───── Data shown

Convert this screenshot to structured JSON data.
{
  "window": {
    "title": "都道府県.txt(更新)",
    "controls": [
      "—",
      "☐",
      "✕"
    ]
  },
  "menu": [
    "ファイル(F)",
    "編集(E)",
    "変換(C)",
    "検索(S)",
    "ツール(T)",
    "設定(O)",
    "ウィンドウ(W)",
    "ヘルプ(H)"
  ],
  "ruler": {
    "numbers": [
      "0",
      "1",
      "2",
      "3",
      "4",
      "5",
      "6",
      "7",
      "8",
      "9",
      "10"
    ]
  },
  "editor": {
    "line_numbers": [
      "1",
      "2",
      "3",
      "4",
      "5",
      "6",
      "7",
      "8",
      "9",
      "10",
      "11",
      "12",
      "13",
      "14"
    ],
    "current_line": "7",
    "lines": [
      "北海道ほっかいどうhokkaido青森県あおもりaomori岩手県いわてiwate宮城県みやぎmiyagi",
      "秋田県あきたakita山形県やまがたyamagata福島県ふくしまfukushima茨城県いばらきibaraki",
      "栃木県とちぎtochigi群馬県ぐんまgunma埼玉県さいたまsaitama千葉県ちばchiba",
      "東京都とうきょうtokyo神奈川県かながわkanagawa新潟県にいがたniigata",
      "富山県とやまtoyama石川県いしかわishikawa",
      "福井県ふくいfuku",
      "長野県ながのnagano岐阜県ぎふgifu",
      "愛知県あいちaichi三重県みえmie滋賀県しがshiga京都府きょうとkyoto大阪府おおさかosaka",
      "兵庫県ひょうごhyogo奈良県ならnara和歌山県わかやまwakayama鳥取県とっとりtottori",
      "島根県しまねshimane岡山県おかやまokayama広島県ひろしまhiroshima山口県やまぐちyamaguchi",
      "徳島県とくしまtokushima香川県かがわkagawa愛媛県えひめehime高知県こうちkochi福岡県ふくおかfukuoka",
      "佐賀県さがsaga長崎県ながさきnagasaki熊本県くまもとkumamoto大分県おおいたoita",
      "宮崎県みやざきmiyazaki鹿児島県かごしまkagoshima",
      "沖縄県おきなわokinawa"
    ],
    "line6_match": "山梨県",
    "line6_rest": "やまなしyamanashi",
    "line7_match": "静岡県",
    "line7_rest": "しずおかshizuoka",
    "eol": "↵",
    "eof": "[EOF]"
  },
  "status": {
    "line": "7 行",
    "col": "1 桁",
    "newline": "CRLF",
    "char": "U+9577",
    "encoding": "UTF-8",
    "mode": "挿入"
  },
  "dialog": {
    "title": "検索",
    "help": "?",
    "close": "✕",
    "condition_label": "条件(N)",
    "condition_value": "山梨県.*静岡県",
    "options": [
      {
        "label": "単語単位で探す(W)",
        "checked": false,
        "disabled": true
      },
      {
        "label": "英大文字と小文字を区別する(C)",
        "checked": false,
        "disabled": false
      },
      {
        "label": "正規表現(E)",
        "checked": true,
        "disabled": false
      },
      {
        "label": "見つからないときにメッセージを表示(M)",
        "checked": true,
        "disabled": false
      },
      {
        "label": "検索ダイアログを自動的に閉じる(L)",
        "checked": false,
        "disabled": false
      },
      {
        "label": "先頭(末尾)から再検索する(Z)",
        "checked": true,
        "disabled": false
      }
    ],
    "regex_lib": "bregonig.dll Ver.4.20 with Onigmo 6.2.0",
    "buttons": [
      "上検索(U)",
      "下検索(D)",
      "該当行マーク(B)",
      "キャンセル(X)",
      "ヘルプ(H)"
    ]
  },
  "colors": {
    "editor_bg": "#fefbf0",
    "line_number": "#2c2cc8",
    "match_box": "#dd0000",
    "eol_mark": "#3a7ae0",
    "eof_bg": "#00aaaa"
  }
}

──────────

**Given exercise:** Using the data above, repeat every line exactly.

**Written response:**
Convert this screenshot to structured JSON data.
{
  "window": {
    "title": "都道府県.txt(更新)",
    "controls": [
      "—",
      "☐",
      "✕"
    ]
  },
  "menu": [
    "ファイル(F)",
    "編集(E)",
    "変換(C)",
    "検索(S)",
    "ツール(T)",
    "設定(O)",
    "ウィンドウ(W)",
    "ヘルプ(H)"
  ],
  "ruler": {
    "numbers": [
      "0",
      "1",
      "2",
      "3",
      "4",
      "5",
      "6",
      "7",
      "8",
      "9",
      "10"
    ]
  },
  "editor": {
    "line_numbers": [
      "1",
      "2",
      "3",
      "4",
      "5",
      "6",
      "7",
      "8",
      "9",
      "10",
      "11",
      "12",
      "13",
      "14"
    ],
    "current_line": "7",
    "lines": [
      "北海道ほっかいどうhokkaido青森県あおもりaomori岩手県いわてiwate宮城県みやぎmiyagi",
      "秋田県あきたakita山形県やまがたyamagata福島県ふくしまfukushima茨城県いばらきibaraki",
      "栃木県とちぎtochigi群馬県ぐんまgunma埼玉県さいたまsaitama千葉県ちばchiba",
      "東京都とうきょうtokyo神奈川県かながわkanagawa新潟県にいがたniigata",
      "富山県とやまtoyama石川県いしかわishikawa",
      "福井県ふくいfuku",
      "長野県ながのnagano岐阜県ぎふgifu",
      "愛知県あいちaichi三重県みえmie滋賀県しがshiga京都府きょうとkyoto大阪府おおさかosaka",
      "兵庫県ひょうごhyogo奈良県ならnara和歌山県わかやまwakayama鳥取県とっとりtottori",
      "島根県しまねshimane岡山県おかやまokayama広島県ひろしまhiroshima山口県やまぐちyamaguchi",
      "徳島県とくしまtokushima香川県かがわkagawa愛媛県えひめehime高知県こうちkochi福岡県ふくおかfukuoka",
      "佐賀県さがsaga長崎県ながさきnagasaki熊本県くまもとkumamoto大分県おおいたoita",
      "宮崎県みやざきmiyazaki鹿児島県かごしまkagoshima",
      "沖縄県おきなわokinawa"
    ],
    "line6_match": "山梨県",
    "line6_rest": "やまなしyamanashi",
    "line7_match": "静岡県",
    "line7_rest": "しずおかshizuoka",
    "eol": "↵",
    "eof": "[EOF]"
  },
  "status": {
    "line": "7 行",
    "col": "1 桁",
    "newline": "CRLF",
    "char": "U+9577",
    "encoding": "UTF-8",
    "mode": "挿入"
  },
  "dialog": {
    "title": "検索",
    "help": "?",
    "close": "✕",
    "condition_label": "条件(N)",
    "condition_value": "山梨県.*静岡県",
    "options": [
      {
        "label": "単語単位で探す(W)",
        "checked": false,
        "disabled": true
      },
      {
        "label": "英大文字と小文字を区別する(C)",
        "checked": false,
        "disabled": false
      },
      {
        "label": "正規表現(E)",
        "checked": true,
        "disabled": false
      },
      {
        "label": "見つからないときにメッセージを表示(M)",
        "checked": true,
        "disabled": false
      },
      {
        "label": "検索ダイアログを自動的に閉じる(L)",
        "checked": false,
        "disabled": false
      },
      {
        "label": "先頭(末尾)から再検索する(Z)",
        "checked": true,
        "disabled": false
      }
    ],
    "regex_lib": "bregonig.dll Ver.4.20 with Onigmo 6.2.0",
    "buttons": [
      "上検索(U)",
      "下検索(D)",
      "該当行マーク(B)",
      "キャンセル(X)",
      "ヘルプ(H)"
    ]
  },
  "colors": {
    "editor_bg": "#fefbf0",
    "line_number": "#2c2cc8",
    "match_box": "#dd0000",
    "eol_mark": "#3a7ae0",
    "eof_bg": "#00aaaa"
  }
}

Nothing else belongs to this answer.